## Set problem
Using the listing beneath this task, count the lines with the word "skin" and write only the result.

## Supplied entries
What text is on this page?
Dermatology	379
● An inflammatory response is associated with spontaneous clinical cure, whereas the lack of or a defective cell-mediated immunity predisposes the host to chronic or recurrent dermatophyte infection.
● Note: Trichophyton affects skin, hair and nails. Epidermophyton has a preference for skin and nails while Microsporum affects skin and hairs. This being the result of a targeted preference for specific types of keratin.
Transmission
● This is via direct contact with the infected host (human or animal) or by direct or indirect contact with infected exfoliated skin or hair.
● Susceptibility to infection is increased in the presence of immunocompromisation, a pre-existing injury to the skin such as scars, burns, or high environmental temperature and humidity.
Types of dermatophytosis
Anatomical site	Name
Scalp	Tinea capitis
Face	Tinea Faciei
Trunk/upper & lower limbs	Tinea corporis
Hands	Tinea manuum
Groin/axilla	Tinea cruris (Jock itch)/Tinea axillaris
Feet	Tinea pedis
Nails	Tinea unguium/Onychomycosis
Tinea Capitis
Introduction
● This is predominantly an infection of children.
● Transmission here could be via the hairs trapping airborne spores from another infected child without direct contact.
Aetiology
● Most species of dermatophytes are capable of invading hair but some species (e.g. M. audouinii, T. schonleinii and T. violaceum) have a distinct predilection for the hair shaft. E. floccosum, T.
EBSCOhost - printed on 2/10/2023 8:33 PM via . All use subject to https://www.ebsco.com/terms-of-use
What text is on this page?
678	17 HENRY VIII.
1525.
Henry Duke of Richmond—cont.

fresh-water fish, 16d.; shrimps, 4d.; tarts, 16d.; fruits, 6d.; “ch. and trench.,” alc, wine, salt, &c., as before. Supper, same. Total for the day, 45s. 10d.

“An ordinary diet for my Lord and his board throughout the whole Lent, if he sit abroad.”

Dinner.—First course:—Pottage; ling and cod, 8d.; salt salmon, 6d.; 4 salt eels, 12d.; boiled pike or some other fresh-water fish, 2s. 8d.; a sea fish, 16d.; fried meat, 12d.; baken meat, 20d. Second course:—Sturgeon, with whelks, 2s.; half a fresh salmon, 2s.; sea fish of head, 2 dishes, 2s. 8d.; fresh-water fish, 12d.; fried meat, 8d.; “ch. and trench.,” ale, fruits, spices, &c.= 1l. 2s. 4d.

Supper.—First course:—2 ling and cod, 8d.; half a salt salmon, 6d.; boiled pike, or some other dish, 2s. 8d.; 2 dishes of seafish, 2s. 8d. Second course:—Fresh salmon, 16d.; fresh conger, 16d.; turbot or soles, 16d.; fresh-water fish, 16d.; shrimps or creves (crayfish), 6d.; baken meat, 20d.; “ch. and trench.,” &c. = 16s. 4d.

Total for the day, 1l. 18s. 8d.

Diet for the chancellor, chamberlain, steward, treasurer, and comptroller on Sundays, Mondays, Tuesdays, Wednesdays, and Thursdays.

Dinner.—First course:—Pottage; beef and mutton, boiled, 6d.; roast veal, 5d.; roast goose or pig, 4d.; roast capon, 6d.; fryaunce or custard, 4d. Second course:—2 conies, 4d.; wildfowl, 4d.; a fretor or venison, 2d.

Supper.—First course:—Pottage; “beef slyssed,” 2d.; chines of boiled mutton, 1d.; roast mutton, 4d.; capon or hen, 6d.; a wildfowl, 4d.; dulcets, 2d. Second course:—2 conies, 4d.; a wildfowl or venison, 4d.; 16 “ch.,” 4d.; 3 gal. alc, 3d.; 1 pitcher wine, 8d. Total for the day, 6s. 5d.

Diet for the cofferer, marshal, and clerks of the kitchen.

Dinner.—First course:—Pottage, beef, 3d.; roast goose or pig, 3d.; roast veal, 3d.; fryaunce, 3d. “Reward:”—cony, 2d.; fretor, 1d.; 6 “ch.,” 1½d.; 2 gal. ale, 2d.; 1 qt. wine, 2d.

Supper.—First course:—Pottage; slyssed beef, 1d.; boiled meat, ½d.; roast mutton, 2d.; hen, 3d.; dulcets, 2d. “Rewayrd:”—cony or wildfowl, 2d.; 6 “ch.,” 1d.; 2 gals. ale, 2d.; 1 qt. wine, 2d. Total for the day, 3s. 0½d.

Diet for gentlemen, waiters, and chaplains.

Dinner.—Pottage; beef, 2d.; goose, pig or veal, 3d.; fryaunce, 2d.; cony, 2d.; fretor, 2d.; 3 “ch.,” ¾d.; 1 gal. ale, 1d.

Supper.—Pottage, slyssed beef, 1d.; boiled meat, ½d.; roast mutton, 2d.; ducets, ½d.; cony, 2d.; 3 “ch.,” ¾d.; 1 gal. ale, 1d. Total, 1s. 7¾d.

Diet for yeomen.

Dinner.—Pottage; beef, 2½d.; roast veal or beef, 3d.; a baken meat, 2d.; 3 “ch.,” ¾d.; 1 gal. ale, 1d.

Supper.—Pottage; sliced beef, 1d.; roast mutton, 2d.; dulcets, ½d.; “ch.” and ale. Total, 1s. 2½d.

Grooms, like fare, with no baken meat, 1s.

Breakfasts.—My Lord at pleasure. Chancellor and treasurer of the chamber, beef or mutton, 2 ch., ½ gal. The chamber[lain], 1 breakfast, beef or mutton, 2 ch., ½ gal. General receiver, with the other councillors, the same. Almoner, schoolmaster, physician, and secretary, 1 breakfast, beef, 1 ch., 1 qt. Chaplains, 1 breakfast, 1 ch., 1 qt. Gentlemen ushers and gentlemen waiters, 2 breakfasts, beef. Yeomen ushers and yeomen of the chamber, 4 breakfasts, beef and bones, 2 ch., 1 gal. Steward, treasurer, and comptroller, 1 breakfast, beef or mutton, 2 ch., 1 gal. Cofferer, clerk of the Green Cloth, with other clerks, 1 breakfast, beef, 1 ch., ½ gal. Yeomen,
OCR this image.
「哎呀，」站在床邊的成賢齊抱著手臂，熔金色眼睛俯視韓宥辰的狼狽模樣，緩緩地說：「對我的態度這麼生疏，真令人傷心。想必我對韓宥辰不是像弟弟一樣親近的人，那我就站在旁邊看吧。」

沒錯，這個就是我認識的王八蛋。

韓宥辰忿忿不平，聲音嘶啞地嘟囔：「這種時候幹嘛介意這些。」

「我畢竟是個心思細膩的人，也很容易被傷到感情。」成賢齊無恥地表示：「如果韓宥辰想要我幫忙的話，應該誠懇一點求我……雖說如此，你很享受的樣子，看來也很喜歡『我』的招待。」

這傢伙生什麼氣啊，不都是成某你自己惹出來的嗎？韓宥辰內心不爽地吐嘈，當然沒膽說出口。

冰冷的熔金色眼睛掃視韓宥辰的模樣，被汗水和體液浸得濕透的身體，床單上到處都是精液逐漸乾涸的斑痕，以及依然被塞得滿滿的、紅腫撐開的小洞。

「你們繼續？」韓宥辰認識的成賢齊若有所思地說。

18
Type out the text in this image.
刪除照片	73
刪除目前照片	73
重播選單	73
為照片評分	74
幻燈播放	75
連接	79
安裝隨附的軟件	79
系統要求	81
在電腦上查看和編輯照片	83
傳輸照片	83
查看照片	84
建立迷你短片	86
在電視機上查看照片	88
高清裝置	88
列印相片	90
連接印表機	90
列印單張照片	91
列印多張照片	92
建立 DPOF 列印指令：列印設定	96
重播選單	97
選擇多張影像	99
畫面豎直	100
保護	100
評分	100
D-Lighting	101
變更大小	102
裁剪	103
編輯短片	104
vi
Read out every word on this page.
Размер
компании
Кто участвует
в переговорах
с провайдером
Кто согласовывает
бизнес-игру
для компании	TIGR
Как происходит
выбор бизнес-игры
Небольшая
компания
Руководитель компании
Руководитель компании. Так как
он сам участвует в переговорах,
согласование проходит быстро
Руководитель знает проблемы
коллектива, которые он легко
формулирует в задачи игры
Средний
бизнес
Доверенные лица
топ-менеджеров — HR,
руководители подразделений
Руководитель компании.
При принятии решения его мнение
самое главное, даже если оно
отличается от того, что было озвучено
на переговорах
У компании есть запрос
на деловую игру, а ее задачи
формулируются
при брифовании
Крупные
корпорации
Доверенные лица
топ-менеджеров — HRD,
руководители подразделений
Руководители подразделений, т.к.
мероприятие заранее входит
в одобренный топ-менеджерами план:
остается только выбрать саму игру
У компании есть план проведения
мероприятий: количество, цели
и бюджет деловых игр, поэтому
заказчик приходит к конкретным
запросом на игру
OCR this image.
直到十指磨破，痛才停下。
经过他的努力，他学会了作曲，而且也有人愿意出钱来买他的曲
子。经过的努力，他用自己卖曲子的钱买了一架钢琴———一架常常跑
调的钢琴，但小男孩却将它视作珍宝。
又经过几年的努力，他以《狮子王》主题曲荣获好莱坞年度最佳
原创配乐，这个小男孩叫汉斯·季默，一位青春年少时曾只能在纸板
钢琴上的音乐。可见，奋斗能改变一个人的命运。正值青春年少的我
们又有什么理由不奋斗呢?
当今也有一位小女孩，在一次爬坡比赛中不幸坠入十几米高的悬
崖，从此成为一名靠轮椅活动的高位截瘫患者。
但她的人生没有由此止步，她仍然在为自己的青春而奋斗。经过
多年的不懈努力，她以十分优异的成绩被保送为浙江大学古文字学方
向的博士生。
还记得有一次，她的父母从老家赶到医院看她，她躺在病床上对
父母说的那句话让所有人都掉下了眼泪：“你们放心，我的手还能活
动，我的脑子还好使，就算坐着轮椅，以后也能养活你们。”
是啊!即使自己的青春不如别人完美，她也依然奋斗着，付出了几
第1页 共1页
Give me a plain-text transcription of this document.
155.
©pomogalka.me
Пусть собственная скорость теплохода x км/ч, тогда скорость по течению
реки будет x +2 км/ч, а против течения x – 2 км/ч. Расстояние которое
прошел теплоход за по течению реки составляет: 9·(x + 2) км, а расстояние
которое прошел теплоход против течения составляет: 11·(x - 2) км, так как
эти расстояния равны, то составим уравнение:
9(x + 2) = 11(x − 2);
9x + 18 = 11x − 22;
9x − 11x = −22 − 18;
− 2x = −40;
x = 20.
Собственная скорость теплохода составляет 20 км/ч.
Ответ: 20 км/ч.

## Correct output
3